What to produce: Copy the full set of lines exactly as given.

Dataset items
╔══
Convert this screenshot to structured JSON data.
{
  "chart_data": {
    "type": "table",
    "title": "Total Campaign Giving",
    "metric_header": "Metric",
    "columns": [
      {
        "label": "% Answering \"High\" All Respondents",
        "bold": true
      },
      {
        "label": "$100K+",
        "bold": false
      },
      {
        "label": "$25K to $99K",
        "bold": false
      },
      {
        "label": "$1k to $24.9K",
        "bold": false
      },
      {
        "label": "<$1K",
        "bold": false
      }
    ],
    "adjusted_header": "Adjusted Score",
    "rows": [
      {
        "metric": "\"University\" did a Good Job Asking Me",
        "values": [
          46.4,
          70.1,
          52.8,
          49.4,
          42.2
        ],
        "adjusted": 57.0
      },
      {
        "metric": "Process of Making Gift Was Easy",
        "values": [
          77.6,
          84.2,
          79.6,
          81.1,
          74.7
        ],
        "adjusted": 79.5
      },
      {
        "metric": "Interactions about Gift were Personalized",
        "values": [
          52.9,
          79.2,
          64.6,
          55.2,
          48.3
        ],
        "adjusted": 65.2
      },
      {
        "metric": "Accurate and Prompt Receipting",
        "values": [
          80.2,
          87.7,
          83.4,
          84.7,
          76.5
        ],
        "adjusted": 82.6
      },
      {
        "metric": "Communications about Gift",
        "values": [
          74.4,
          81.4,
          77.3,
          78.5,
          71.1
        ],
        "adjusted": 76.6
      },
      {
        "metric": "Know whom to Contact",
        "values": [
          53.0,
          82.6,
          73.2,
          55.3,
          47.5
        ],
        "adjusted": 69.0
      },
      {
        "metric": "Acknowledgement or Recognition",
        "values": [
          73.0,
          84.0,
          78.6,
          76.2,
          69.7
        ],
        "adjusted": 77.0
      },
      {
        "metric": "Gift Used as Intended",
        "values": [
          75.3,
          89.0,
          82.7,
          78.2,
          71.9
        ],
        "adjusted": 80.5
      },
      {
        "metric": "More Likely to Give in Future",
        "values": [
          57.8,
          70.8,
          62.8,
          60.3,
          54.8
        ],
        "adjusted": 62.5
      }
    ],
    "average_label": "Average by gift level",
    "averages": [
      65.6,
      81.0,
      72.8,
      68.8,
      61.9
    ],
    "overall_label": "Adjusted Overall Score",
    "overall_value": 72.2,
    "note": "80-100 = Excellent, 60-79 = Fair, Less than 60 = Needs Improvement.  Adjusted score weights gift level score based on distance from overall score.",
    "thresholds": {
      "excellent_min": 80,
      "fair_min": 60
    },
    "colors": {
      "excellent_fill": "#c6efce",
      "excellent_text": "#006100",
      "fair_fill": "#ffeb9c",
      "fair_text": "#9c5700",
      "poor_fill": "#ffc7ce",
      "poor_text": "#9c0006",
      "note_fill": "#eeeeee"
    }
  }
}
╚══
Output below:
Convert this screenshot to structured JSON data.
{
  "chart_data": {
    "type": "table",
    "title": "Total Campaign Giving",
    "metric_header": "Metric",
    "columns": [
      {
        "label": "% Answering \"High\" All Respondents",
        "bold": true
      },
      {
        "label": "$100K+",
        "bold": false
      },
      {
        "label": "$25K to $99K",
        "bold": false
      },
      {
        "label": "$1k to $24.9K",
        "bold": false
      },
      {
        "label": "<$1K",
        "bold": false
      }
    ],
    "adjusted_header": "Adjusted Score",
    "rows": [
      {
        "metric": "\"University\" did a Good Job Asking Me",
        "values": [
          46.4,
          70.1,
          52.8,
          49.4,
          42.2
        ],
        "adjusted": 57.0
      },
      {
        "metric": "Process of Making Gift Was Easy",
        "values": [
          77.6,
          84.2,
          79.6,
          81.1,
          74.7
        ],
        "adjusted": 79.5
      },
      {
        "metric": "Interactions about Gift were Personalized",
        "values": [
          52.9,
          79.2,
          64.6,
          55.2,
          48.3
        ],
        "adjusted": 65.2
      },
      {
        "metric": "Accurate and Prompt Receipting",
        "values": [
          80.2,
          87.7,
          83.4,
          84.7,
          76.5
        ],
        "adjusted": 82.6
      },
      {
        "metric": "Communications about Gift",
        "values": [
          74.4,
          81.4,
          77.3,
          78.5,
          71.1
        ],
        "adjusted": 76.6
      },
      {
        "metric": "Know whom to Contact",
        "values": [
          53.0,
          82.6,
          73.2,
          55.3,
          47.5
        ],
        "adjusted": 69.0
      },
      {
        "metric": "Acknowledgement or Recognition",
        "values": [
          73.0,
          84.0,
          78.6,
          76.2,
          69.7
        ],
        "adjusted": 77.0
      },
      {
        "metric": "Gift Used as Intended",
        "values": [
          75.3,
          89.0,
          82.7,
          78.2,
          71.9
        ],
        "adjusted": 80.5
      },
      {
        "metric": "More Likely to Give in Future",
        "values": [
          57.8,
          70.8,
          62.8,
          60.3,
          54.8
        ],
        "adjusted": 62.5
      }
    ],
    "average_label": "Average by gift level",
    "averages": [
      65.6,
      81.0,
      72.8,
      68.8,
      61.9
    ],
    "overall_label": "Adjusted Overall Score",
    "overall_value": 72.2,
    "note": "80-100 = Excellent, 60-79 = Fair, Less than 60 = Needs Improvement.  Adjusted score weights gift level score based on distance from overall score.",
    "thresholds": {
      "excellent_min": 80,
      "fair_min": 60
    },
    "colors": {
      "excellent_fill": "#c6efce",
      "excellent_text": "#006100",
      "fair_fill": "#ffeb9c",
      "fair_text": "#9c5700",
      "poor_fill": "#ffc7ce",
      "poor_text": "#9c0006",
      "note_fill": "#eeeeee"
    }
  }
}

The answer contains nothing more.